● **What is asked**
Find each line containing the string "only". Copy it.

● **Records to use**
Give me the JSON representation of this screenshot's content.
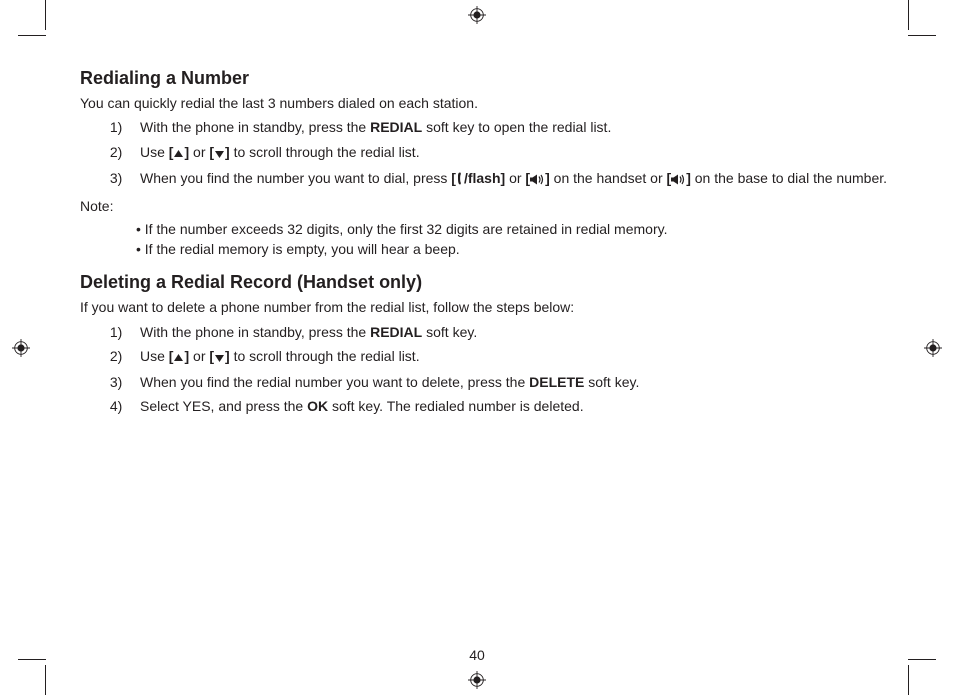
{
  "page_number": "40",
  "section1": {
    "heading": "Redialing a Number",
    "intro": "You can quickly redial the last 3 numbers dialed on each station.",
    "steps": [
      {
        "pre": "With the phone in standby, press the ",
        "bold": "REDIAL",
        "post": " soft key to open the redial list."
      },
      {
        "full_with_icons": "Use [▲] or [▼] to scroll through the redial list.",
        "pre": "Use ",
        "b1": "[",
        "icon1": "up",
        "b2": "]",
        "mid": " or ",
        "b3": "[",
        "icon2": "down",
        "b4": "]",
        "post": " to scroll through the redial list."
      },
      {
        "pre": "When you find the number you want to dial, press ",
        "b1": "[",
        "icon1": "phone",
        "flash": "/flash]",
        "mid1": " or ",
        "b2": "[",
        "icon2": "speaker",
        "b3": "]",
        "mid2": " on the handset or ",
        "b4": "[",
        "icon3": "speaker",
        "b5": "]",
        "post": " on the base to dial the number."
      }
    ],
    "note_label": "Note:",
    "notes": [
      "If the number exceeds 32 digits, only the first 32 digits are retained in redial memory.",
      "If the redial memory is empty, you will hear a beep."
    ]
  },
  "section2": {
    "heading": "Deleting a Redial Record (Handset only)",
    "intro": "If you want to delete a phone number from the redial list, follow the steps below:",
    "steps": [
      {
        "pre": "With the phone in standby, press the ",
        "bold": "REDIAL",
        "post": " soft key."
      },
      {
        "pre": "Use ",
        "b1": "[",
        "icon1": "up",
        "b2": "]",
        "mid": " or ",
        "b3": "[",
        "icon2": "down",
        "b4": "]",
        "post": " to scroll through the redial list."
      },
      {
        "pre": "When you find the redial number you want to delete, press the ",
        "bold": "DELETE",
        "post": " soft key."
      },
      {
        "pre": "Select YES, and press the ",
        "bold": "OK",
        "post": " soft key. The redialed number is deleted."
      }
    ]
  }
}
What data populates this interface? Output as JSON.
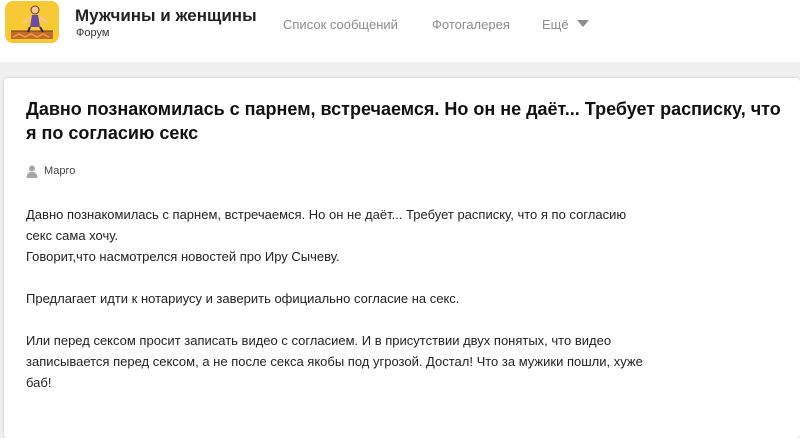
{
  "site": {
    "title": "Мужчины и женщины",
    "subtitle": "Форум"
  },
  "nav": {
    "items": [
      "Список сообщений",
      "Фотогалерея",
      "Ещё"
    ],
    "more_icon": "chevron-down-icon"
  },
  "post": {
    "title": "Давно познакомилась с парнем, встречаемся. Но он не даёт... Требует расписку, что я по согласию секс",
    "author": "Марго",
    "author_icon": "user-icon",
    "paragraphs": [
      "Давно познакомилась с парнем, встречаемся. Но он не даёт... Требует расписку, что я по согласию секс сама хочу.\nГоворит,что насмотрелся новостей про Иру Сычеву.",
      "Предлагает идти к нотариусу и заверить официально согласие на секс.",
      "Или перед сексом просит записать видео с согласием. И в присутствии двух понятых, что видео записывается перед сексом, а не после секса якобы под угрозой. Достал! Что за мужики пошли, хуже баб!"
    ]
  },
  "colors": {
    "logo_bg": "#f6c935",
    "nav_text": "#8c8c8c",
    "page_bg": "#f0f0f0"
  }
}
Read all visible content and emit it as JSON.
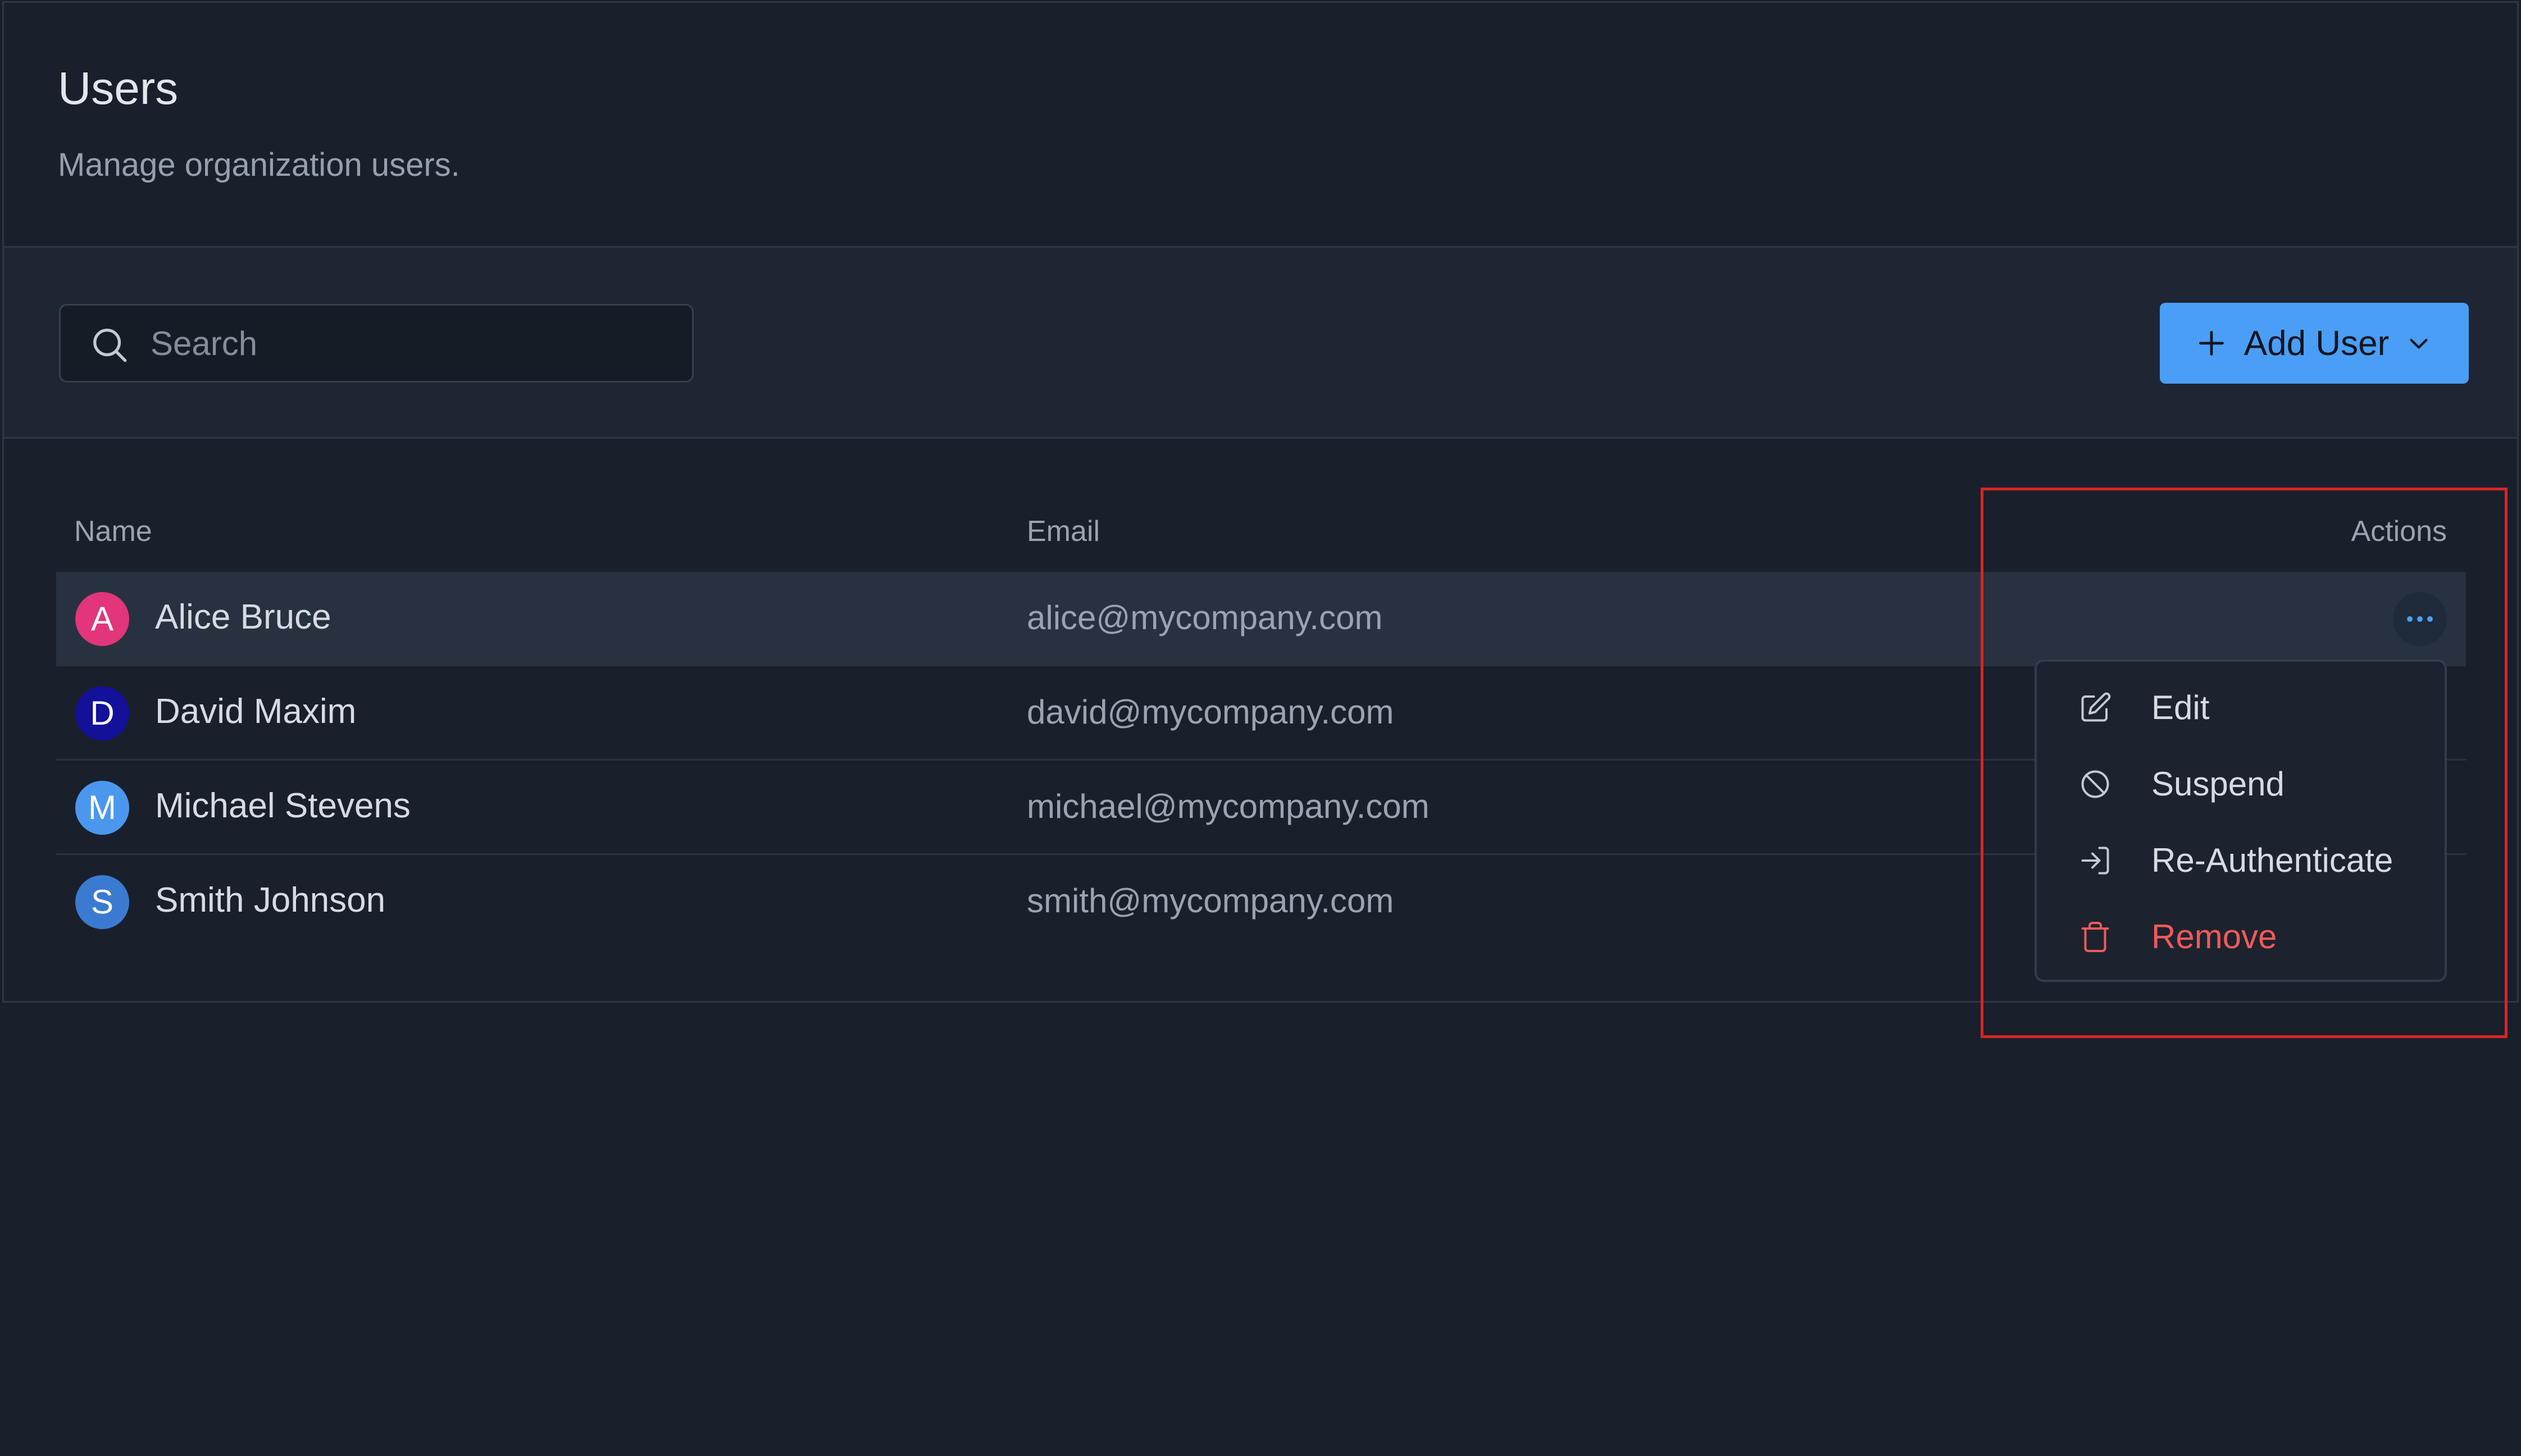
{
  "page": {
    "title": "Users",
    "subtitle": "Manage organization users."
  },
  "toolbar": {
    "search_placeholder": "Search",
    "search_value": "",
    "add_user_label": "Add User"
  },
  "table": {
    "columns": {
      "name": "Name",
      "email": "Email",
      "actions": "Actions"
    },
    "rows": [
      {
        "initial": "A",
        "name": "Alice Bruce",
        "email": "alice@mycompany.com",
        "avatar_color": "#e2357a",
        "selected": true
      },
      {
        "initial": "D",
        "name": "David Maxim",
        "email": "david@mycompany.com",
        "avatar_color": "#13109a",
        "selected": false
      },
      {
        "initial": "M",
        "name": "Michael Stevens",
        "email": "michael@mycompany.com",
        "avatar_color": "#4c97ee",
        "selected": false
      },
      {
        "initial": "S",
        "name": "Smith Johnson",
        "email": "smith@mycompany.com",
        "avatar_color": "#3a7bd1",
        "selected": false
      }
    ]
  },
  "actions_menu": {
    "items": [
      {
        "label": "Edit",
        "icon": "pencil-square-icon"
      },
      {
        "label": "Suspend",
        "icon": "ban-icon"
      },
      {
        "label": "Re-Authenticate",
        "icon": "login-arrow-icon"
      },
      {
        "label": "Remove",
        "icon": "trash-icon",
        "danger": true
      }
    ]
  },
  "colors": {
    "background": "#19202b",
    "toolbar_background": "#1e2633",
    "accent": "#4a9ef5",
    "danger": "#ef5a5a",
    "highlight": "#d92424"
  }
}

● **Problem solution**
      "If the number exceeds 32 digits, only the first 32 digits are retained in redial memory.",
    "heading": "Deleting a Redial Record (Handset only)",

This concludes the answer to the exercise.